DIRECTIONS FOR THIS TASK: Every line of the material is to be repeated exactly as it stands.

MATERIAL FOR THIS EXERCISE:

== == ==

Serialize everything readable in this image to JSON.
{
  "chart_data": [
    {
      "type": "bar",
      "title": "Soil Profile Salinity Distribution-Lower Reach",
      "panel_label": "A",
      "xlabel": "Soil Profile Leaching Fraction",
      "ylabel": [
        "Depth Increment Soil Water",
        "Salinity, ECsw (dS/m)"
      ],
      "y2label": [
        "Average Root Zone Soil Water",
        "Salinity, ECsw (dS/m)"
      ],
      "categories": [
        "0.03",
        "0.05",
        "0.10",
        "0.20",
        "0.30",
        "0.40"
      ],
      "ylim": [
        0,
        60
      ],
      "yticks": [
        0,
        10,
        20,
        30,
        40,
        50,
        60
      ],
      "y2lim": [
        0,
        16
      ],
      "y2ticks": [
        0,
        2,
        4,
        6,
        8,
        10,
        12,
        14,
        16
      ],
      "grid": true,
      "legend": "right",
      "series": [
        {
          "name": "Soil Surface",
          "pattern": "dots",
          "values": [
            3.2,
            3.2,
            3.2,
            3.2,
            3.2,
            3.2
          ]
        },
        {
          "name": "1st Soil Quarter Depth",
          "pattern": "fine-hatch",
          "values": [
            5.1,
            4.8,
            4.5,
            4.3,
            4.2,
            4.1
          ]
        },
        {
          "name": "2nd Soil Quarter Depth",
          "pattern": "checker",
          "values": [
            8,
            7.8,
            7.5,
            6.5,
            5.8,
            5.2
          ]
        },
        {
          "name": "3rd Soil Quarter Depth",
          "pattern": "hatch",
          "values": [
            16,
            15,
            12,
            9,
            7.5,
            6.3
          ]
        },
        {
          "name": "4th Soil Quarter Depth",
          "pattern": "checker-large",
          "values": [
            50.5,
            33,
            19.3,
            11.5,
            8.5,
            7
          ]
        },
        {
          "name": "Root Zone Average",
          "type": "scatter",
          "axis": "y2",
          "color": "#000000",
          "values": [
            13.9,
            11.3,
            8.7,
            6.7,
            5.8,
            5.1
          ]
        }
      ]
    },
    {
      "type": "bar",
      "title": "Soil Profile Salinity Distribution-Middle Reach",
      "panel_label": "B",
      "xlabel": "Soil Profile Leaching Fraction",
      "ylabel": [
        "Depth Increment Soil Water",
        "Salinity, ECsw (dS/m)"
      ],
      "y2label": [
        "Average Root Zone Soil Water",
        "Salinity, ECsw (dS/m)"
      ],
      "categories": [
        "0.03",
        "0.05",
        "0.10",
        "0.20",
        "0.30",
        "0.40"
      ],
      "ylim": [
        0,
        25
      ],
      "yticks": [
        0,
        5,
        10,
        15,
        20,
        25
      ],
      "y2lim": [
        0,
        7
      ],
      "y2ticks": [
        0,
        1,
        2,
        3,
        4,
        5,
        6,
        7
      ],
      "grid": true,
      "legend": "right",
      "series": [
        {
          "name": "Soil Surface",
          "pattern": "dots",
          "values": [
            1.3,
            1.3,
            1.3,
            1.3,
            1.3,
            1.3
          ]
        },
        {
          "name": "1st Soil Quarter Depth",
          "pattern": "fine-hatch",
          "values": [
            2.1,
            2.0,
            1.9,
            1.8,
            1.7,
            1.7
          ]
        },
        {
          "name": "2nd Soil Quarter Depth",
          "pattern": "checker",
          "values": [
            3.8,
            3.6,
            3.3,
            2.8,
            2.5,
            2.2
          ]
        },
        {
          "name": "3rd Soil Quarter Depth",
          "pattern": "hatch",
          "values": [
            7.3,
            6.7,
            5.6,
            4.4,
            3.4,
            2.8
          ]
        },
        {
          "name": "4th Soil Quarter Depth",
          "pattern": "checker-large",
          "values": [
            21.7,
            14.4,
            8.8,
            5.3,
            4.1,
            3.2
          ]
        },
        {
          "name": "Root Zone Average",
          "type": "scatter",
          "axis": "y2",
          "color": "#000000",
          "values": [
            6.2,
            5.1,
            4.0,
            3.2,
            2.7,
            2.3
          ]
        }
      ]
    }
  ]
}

== == ==

WRITTEN REPLY:
Serialize everything readable in this image to JSON.
{
  "chart_data": [
    {
      "type": "bar",
      "title": "Soil Profile Salinity Distribution-Lower Reach",
      "panel_label": "A",
      "xlabel": "Soil Profile Leaching Fraction",
      "ylabel": [
        "Depth Increment Soil Water",
        "Salinity, ECsw (dS/m)"
      ],
      "y2label": [
        "Average Root Zone Soil Water",
        "Salinity, ECsw (dS/m)"
      ],
      "categories": [
        "0.03",
        "0.05",
        "0.10",
        "0.20",
        "0.30",
        "0.40"
      ],
      "ylim": [
        0,
        60
      ],
      "yticks": [
        0,
        10,
        20,
        30,
        40,
        50,
        60
      ],
      "y2lim": [
        0,
        16
      ],
      "y2ticks": [
        0,
        2,
        4,
        6,
        8,
        10,
        12,
        14,
        16
      ],
      "grid": true,
      "legend": "right",
      "series": [
        {
          "name": "Soil Surface",
          "pattern": "dots",
          "values": [
            3.2,
            3.2,
            3.2,
            3.2,
            3.2,
            3.2
          ]
        },
        {
          "name": "1st Soil Quarter Depth",
          "pattern": "fine-hatch",
          "values": [
            5.1,
            4.8,
            4.5,
            4.3,
            4.2,
            4.1
          ]
        },
        {
          "name": "2nd Soil Quarter Depth",
          "pattern": "checker",
          "values": [
            8,
            7.8,
            7.5,
            6.5,
            5.8,
            5.2
          ]
        },
        {
          "name": "3rd Soil Quarter Depth",
          "pattern": "hatch",
          "values": [
            16,
            15,
            12,
            9,
            7.5,
            6.3
          ]
        },
        {
          "name": "4th Soil Quarter Depth",
          "pattern": "checker-large",
          "values": [
            50.5,
            33,
            19.3,
            11.5,
            8.5,
            7
          ]
        },
        {
          "name": "Root Zone Average",
          "type": "scatter",
          "axis": "y2",
          "color": "#000000",
          "values": [
            13.9,
            11.3,
            8.7,
            6.7,
            5.8,
            5.1
          ]
        }
      ]
    },
    {
      "type": "bar",
      "title": "Soil Profile Salinity Distribution-Middle Reach",
      "panel_label": "B",
      "xlabel": "Soil Profile Leaching Fraction",
      "ylabel": [
        "Depth Increment Soil Water",
        "Salinity, ECsw (dS/m)"
      ],
      "y2label": [
        "Average Root Zone Soil Water",
        "Salinity, ECsw (dS/m)"
      ],
      "categories": [
        "0.03",
        "0.05",
        "0.10",
        "0.20",
        "0.30",
        "0.40"
      ],
      "ylim": [
        0,
        25
      ],
      "yticks": [
        0,
        5,
        10,
        15,
        20,
        25
      ],
      "y2lim": [
        0,
        7
      ],
      "y2ticks": [
        0,
        1,
        2,
        3,
        4,
        5,
        6,
        7
      ],
      "grid": true,
      "legend": "right",
      "series": [
        {
          "name": "Soil Surface",
          "pattern": "dots",
          "values": [
            1.3,
            1.3,
            1.3,
            1.3,
            1.3,
            1.3
          ]
        },
        {
          "name": "1st Soil Quarter Depth",
          "pattern": "fine-hatch",
          "values": [
            2.1,
            2.0,
            1.9,
            1.8,
            1.7,
            1.7
          ]
        },
        {
          "name": "2nd Soil Quarter Depth",
          "pattern": "checker",
          "values": [
            3.8,
            3.6,
            3.3,
            2.8,
            2.5,
            2.2
          ]
        },
        {
          "name": "3rd Soil Quarter Depth",
          "pattern": "hatch",
          "values": [
            7.3,
            6.7,
            5.6,
            4.4,
            3.4,
            2.8
          ]
        },
        {
          "name": "4th Soil Quarter Depth",
          "pattern": "checker-large",
          "values": [
            21.7,
            14.4,
            8.8,
            5.3,
            4.1,
            3.2
          ]
        },
        {
          "name": "Root Zone Average",
          "type": "scatter",
          "axis": "y2",
          "color": "#000000",
          "values": [
            6.2,
            5.1,
            4.0,
            3.2,
            2.7,
            2.3
          ]
        }
      ]
    }
  ]
}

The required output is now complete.